» DATASET
▼

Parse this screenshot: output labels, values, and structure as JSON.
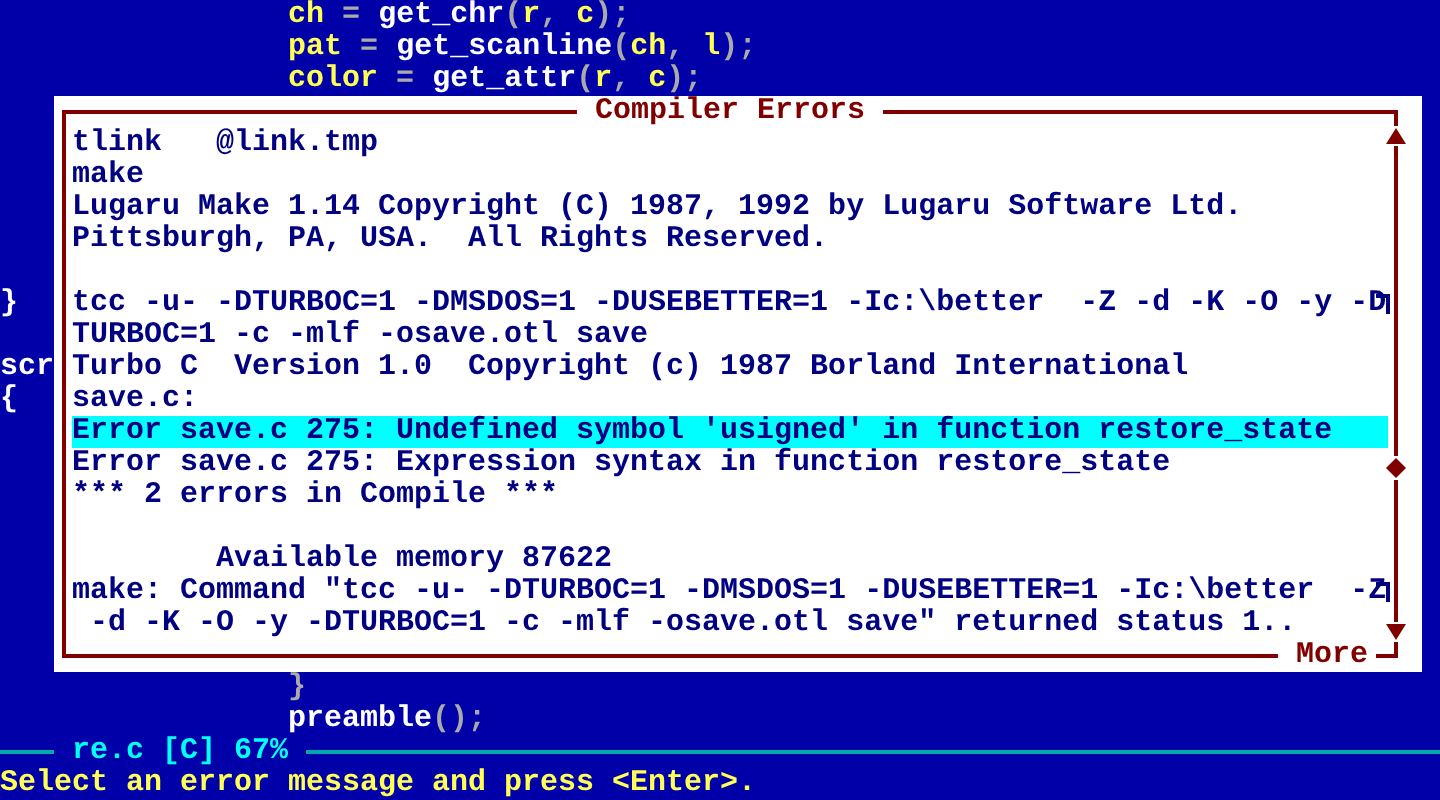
{
  "editor": {
    "lines_above": [
      {
        "text": "ch = get_chr(r, c);"
      },
      {
        "text": "pat = get_scanline(ch, l);"
      },
      {
        "text": "color = get_attr(r, c);"
      }
    ],
    "lines_below": [
      {
        "text": "}"
      },
      {
        "text": "preamble();"
      }
    ]
  },
  "dialog": {
    "title": "Compiler Errors",
    "more_label": "More",
    "lines": [
      {
        "text": "tlink   @link.tmp",
        "selected": false,
        "wrapped": false
      },
      {
        "text": "make",
        "selected": false,
        "wrapped": false
      },
      {
        "text": "Lugaru Make 1.14 Copyright (C) 1987, 1992 by Lugaru Software Ltd.",
        "selected": false,
        "wrapped": false
      },
      {
        "text": "Pittsburgh, PA, USA.  All Rights Reserved.",
        "selected": false,
        "wrapped": false
      },
      {
        "selected": false,
        "wrapped": false
      },
      {
        "text": "tcc -u- -DTURBOC=1 -DMSDOS=1 -DUSEBETTER=1 -Ic:\\better  -Z -d -K -O -y -D",
        "selected": false,
        "wrapped": true,
        "gutter": "}"
      },
      {
        "text": "TURBOC=1 -c -mlf -osave.otl save",
        "selected": false,
        "wrapped": false
      },
      {
        "text": "Turbo C  Version 1.0  Copyright (c) 1987 Borland International",
        "selected": false,
        "wrapped": false,
        "gutter": "scr"
      },
      {
        "text": "save.c:",
        "selected": false,
        "wrapped": false,
        "gutter": "{"
      },
      {
        "text": "Error save.c 275: Undefined symbol 'usigned' in function restore_state",
        "selected": true,
        "wrapped": false
      },
      {
        "text": "Error save.c 275: Expression syntax in function restore_state",
        "selected": false,
        "wrapped": false
      },
      {
        "text": "*** 2 errors in Compile ***",
        "selected": false,
        "wrapped": false
      },
      {
        "selected": false,
        "wrapped": false
      },
      {
        "text": "        Available memory 87622",
        "selected": false,
        "wrapped": false
      },
      {
        "text": "make: Command \"tcc -u- -DTURBOC=1 -DMSDOS=1 -DUSEBETTER=1 -Ic:\\better  -Z",
        "selected": false,
        "wrapped": true
      },
      {
        "text": " -d -K -O -y -DTURBOC=1 -c -mlf -osave.otl save\" returned status 1..",
        "selected": false,
        "wrapped": false
      }
    ]
  },
  "status_bar": {
    "file_label": "re.c [C] 67%"
  },
  "prompt": "Select an error message and press <Enter>."
}
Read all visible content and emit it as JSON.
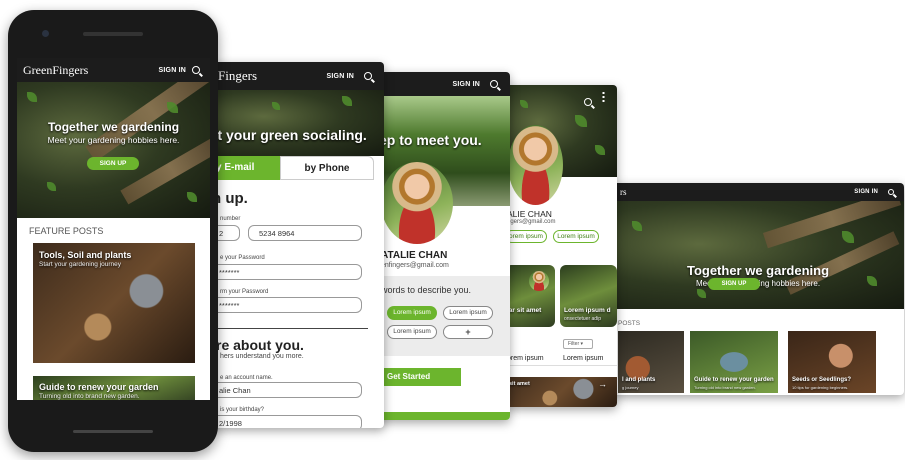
{
  "brand": "GreenFingers",
  "nav": {
    "signin": "SIGN IN",
    "search_icon": "search-icon",
    "menu_icon": "kebab-menu-icon"
  },
  "screen1": {
    "hero_title": "Together we gardening",
    "hero_sub": "Meet your gardening hobbies here.",
    "signup": "SIGN UP",
    "section": "FEATURE POSTS",
    "posts": [
      {
        "title": "Tools, Soil and plants",
        "sub": "Start your gardening journey"
      },
      {
        "title": "Guide to renew your garden",
        "sub": "Turning old into brand new garden."
      }
    ]
  },
  "screen2": {
    "logo_partial": "Fingers",
    "hero_title": "rt your green socialing.",
    "tab_email": "y E-mail",
    "tab_phone": "by Phone",
    "heading": "n up.",
    "phone_label": "number",
    "phone_code": "2",
    "phone_value": "5234 8964",
    "pw_label": "e your Password",
    "pw_value": "*******",
    "confirm_label": "rm your Password",
    "confirm_value": "*******",
    "about_heading": "re about you.",
    "about_sub": "hers understand you more.",
    "account_label": "e an account name.",
    "account_value": "alie Chan",
    "birthday_label": "is your birthday?",
    "birthday_value": "2/1998"
  },
  "screen3": {
    "signin": "SIGN IN",
    "hero_title": "ep to meet you.",
    "name": "ATALIE CHAN",
    "email": "enfingers@gmail.com",
    "words_heading": "words to describe you.",
    "pills": [
      "Lorem ipsum",
      "Lorem ipsum",
      "Lorem ipsum",
      "+"
    ],
    "cta": "Get Started"
  },
  "screen4": {
    "name": "ALIE CHAN",
    "email": "ngers@gmail.com",
    "pills": [
      "orem ipsum",
      "Lorem ipsum"
    ],
    "card1": "lar sit amet",
    "card2_title": "Lorem ipsum d",
    "card2_sub": "onsectetuer adip",
    "filter": "Filter",
    "col1": "orem ipsum",
    "col2": "Lorem ipsum",
    "bottom_card": "sit amet"
  },
  "screen5": {
    "logo_partial": "rs",
    "signin": "SIGN IN",
    "hero_title": "Together we gardening",
    "hero_sub": "Meet your gardening hobbies here.",
    "signup": "SIGN UP",
    "section": "POSTS",
    "posts": [
      {
        "title": "l and plants",
        "sub": "g journey"
      },
      {
        "title": "Guide to renew your garden",
        "sub": "Turning old into brand new garden."
      },
      {
        "title": "Seeds or Seedlings?",
        "sub": "10 tips for gardening beginners."
      }
    ]
  }
}
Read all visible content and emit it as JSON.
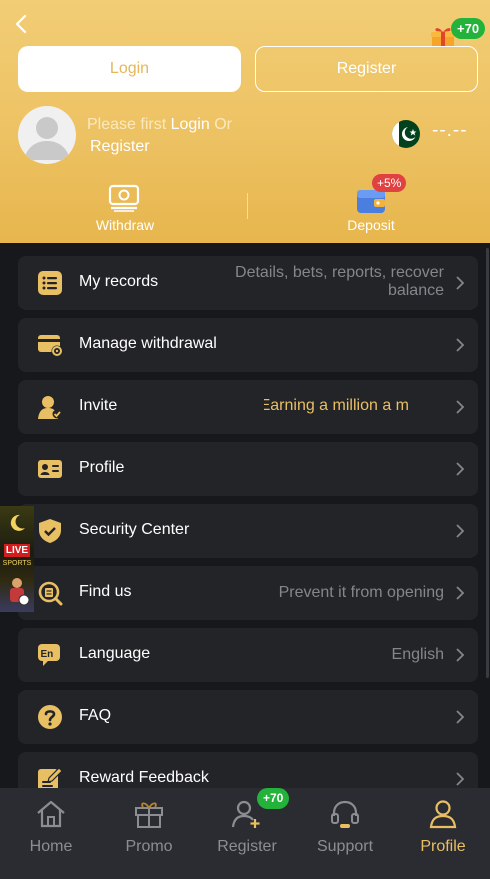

▲

» OBJECTIVE
Copy out each line word for word, please, skipping the images.

» SOLUTION FOR THIS PROBLEM
Parse this screenshot: output labels, values, and structure as JSON.
{
  "editor": {
    "lines_above": [
      {
        "text": "ch = get_chr(r, c);"
      },
      {
        "text": "pat = get_scanline(ch, l);"
      },
      {
        "text": "color = get_attr(r, c);"
      }
    ],
    "lines_below": [
      {
        "text": "}"
      },
      {
        "text": "preamble();"
      }
    ]
  },
  "dialog": {
    "title": "Compiler Errors",
    "more_label": "More",
    "lines": [
      {
        "text": "tlink   @link.tmp",
        "selected": false,
        "wrapped": false
      },
      {
        "text": "make",
        "selected": false,
        "wrapped": false
      },
      {
        "text": "Lugaru Make 1.14 Copyright (C) 1987, 1992 by Lugaru Software Ltd.",
        "selected": false,
        "wrapped": false
      },
      {
        "text": "Pittsburgh, PA, USA.  All Rights Reserved.",
        "selected": false,
        "wrapped": false
      },
      {
        "selected": false,
        "wrapped": false
      },
      {
        "text": "tcc -u- -DTURBOC=1 -DMSDOS=1 -DUSEBETTER=1 -Ic:\\better  -Z -d -K -O -y -D",
        "selected": false,
        "wrapped": true,
        "gutter": "}"
      },
      {
        "text": "TURBOC=1 -c -mlf -osave.otl save",
        "selected": false,
        "wrapped": false
      },
      {
        "text": "Turbo C  Version 1.0  Copyright (c) 1987 Borland International",
        "selected": false,
        "wrapped": false,
        "gutter": "scr"
      },
      {
        "text": "save.c:",
        "selected": false,
        "wrapped": false,
        "gutter": "{"
      },
      {
        "text": "Error save.c 275: Undefined symbol 'usigned' in function restore_state",
        "selected": true,
        "wrapped": false
      },
      {
        "text": "Error save.c 275: Expression syntax in function restore_state",
        "selected": false,
        "wrapped": false
      },
      {
        "text": "*** 2 errors in Compile ***",
        "selected": false,
        "wrapped": false
      },
      {
        "selected": false,
        "wrapped": false
      },
      {
        "text": "        Available memory 87622",
        "selected": false,
        "wrapped": false
      },
      {
        "text": "make: Command \"tcc -u- -DTURBOC=1 -DMSDOS=1 -DUSEBETTER=1 -Ic:\\better  -Z",
        "selected": false,
        "wrapped": true
      },
      {
        "text": " -d -K -O -y -DTURBOC=1 -c -mlf -osave.otl save\" returned status 1..",
        "selected": false,
        "wrapped": false
      }
    ]
  },
  "status_bar": {
    "file_label": "re.c [C] 67%"
  },
  "prompt": "Select an error message and press <Enter>."
}
Read all visible content and emit it as JSON.
{
  "brand": "GreenFingers",
  "nav": {
    "signin": "SIGN IN",
    "search_icon": "search-icon",
    "menu_icon": "kebab-menu-icon"
  },
  "screen1": {
    "hero_title": "Together we gardening",
    "hero_sub": "Meet your gardening hobbies here.",
    "signup": "SIGN UP",
    "section": "FEATURE POSTS",
    "posts": [
      {
        "title": "Tools, Soil and plants",
        "sub": "Start your gardening journey"
      },
      {
        "title": "Guide to renew your garden",
        "sub": "Turning old into brand new garden."
      }
    ]
  },
  "screen2": {
    "logo_partial": "Fingers",
    "hero_title": "rt your green socialing.",
    "tab_email": "y E-mail",
    "tab_phone": "by Phone",
    "heading": "n up.",
    "phone_label": "number",
    "phone_code": "2",
    "phone_value": "5234 8964",
    "pw_label": "e your Password",
    "pw_value": "*******",
    "confirm_label": "rm your Password",
    "confirm_value": "*******",
    "about_heading": "re about you.",
    "about_sub": "hers understand you more.",
    "account_label": "e an account name.",
    "account_value": "alie Chan",
    "birthday_label": "is your birthday?",
    "birthday_value": "2/1998"
  },
  "screen3": {
    "signin": "SIGN IN",
    "hero_title": "ep to meet you.",
    "name": "ATALIE CHAN",
    "email": "enfingers@gmail.com",
    "words_heading": "words to describe you.",
    "pills": [
      "Lorem ipsum",
      "Lorem ipsum",
      "Lorem ipsum",
      "+"
    ],
    "cta": "Get Started"
  },
  "screen4": {
    "name": "ALIE CHAN",
    "email": "ngers@gmail.com",
    "pills": [
      "orem ipsum",
      "Lorem ipsum"
    ],
    "card1": "lar sit amet",
    "card2_title": "Lorem ipsum d",
    "card2_sub": "onsectetuer adip",
    "filter": "Filter",
    "col1": "orem ipsum",
    "col2": "Lorem ipsum",
    "bottom_card": "sit amet"
  },
  "screen5": {
    "logo_partial": "rs",
    "signin": "SIGN IN",
    "hero_title": "Together we gardening",
    "hero_sub": "Meet your gardening hobbies here.",
    "signup": "SIGN UP",
    "section": "POSTS",
    "posts": [
      {
        "title": "l and plants",
        "sub": "g journey"
      },
      {
        "title": "Guide to renew your garden",
        "sub": "Turning old into brand new garden."
      },
      {
        "title": "Seeds or Seedlings?",
        "sub": "10 tips for gardening beginners."
      }
    ]
  }
}
Read all visible content and emit it as JSON.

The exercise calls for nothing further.